● RECORDS FOR THE EXERCISE
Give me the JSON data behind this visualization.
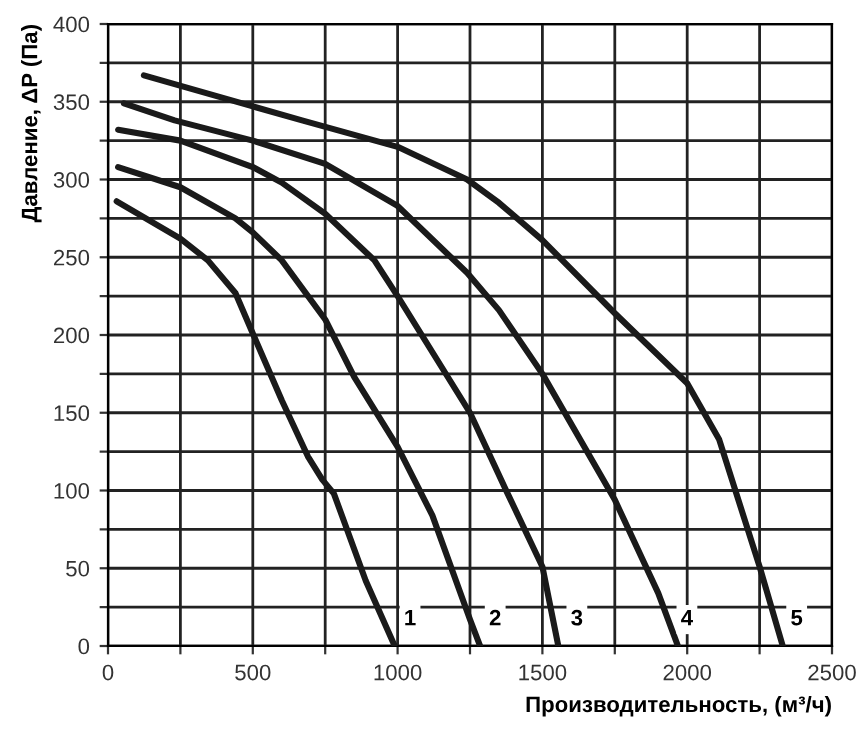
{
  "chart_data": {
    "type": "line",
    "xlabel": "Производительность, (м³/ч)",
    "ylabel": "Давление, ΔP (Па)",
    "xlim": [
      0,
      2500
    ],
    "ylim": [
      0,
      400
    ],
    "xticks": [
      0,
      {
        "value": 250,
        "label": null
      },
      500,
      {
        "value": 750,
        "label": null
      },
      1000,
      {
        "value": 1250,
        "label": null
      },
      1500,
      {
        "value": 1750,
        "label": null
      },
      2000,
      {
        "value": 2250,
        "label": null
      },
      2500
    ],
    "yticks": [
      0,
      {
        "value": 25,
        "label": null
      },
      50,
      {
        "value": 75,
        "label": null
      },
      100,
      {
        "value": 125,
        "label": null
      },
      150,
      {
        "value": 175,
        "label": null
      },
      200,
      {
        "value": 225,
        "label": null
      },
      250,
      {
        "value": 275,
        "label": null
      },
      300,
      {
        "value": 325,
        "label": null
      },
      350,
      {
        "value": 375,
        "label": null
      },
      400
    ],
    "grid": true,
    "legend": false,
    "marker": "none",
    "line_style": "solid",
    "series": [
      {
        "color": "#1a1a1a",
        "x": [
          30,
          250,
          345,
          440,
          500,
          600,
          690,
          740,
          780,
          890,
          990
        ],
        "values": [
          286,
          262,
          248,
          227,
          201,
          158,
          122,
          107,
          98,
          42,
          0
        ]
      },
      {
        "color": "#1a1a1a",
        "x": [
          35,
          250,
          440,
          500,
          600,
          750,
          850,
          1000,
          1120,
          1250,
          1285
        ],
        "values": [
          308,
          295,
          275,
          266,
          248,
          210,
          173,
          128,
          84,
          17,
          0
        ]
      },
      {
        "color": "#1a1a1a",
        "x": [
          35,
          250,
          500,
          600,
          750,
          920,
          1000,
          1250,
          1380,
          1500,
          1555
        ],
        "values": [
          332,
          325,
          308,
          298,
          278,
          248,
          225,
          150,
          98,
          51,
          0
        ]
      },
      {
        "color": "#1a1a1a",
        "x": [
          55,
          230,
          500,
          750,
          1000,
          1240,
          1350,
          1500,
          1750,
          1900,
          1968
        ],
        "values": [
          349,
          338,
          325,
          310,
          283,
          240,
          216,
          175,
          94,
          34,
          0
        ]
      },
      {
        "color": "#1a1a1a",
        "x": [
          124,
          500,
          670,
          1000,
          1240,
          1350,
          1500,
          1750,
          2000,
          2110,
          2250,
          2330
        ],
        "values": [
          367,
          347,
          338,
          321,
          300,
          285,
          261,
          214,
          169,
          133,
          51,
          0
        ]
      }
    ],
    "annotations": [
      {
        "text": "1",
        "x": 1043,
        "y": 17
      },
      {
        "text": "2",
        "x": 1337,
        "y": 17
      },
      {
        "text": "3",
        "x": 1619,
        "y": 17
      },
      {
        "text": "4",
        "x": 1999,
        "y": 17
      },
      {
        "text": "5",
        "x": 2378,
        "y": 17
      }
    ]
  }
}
---
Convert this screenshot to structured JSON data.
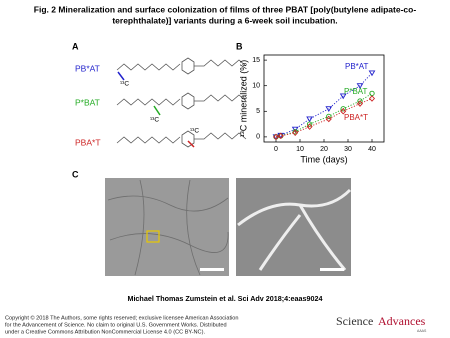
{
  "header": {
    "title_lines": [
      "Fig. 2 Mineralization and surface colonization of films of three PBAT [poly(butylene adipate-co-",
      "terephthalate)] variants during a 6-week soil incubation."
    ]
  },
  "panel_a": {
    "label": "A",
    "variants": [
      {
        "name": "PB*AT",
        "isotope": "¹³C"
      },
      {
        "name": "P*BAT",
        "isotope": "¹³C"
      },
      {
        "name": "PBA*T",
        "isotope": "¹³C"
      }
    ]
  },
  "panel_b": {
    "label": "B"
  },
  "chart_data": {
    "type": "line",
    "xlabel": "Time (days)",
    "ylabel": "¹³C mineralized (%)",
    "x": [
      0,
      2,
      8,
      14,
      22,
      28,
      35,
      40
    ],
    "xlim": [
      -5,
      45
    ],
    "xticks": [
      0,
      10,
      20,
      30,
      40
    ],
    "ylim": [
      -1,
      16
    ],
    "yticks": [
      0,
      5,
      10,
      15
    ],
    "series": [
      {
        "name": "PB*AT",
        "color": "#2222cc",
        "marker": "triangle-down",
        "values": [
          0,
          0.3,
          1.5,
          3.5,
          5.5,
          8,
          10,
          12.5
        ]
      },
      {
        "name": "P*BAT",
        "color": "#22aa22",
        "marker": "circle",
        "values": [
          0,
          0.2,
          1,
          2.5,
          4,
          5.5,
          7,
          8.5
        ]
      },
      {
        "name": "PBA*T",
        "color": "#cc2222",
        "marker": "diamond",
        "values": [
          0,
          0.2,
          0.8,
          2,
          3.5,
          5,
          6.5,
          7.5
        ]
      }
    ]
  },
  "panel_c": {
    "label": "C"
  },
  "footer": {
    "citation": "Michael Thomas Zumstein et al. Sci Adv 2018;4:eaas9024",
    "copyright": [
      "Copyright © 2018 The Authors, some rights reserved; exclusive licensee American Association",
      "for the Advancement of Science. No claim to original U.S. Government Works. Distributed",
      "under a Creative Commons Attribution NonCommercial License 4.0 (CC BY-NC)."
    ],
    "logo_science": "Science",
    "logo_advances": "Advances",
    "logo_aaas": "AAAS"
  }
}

● REQUIRED WORK
Give only the number of lines that include the word "xlabel".

● EXERCISE RESULT
2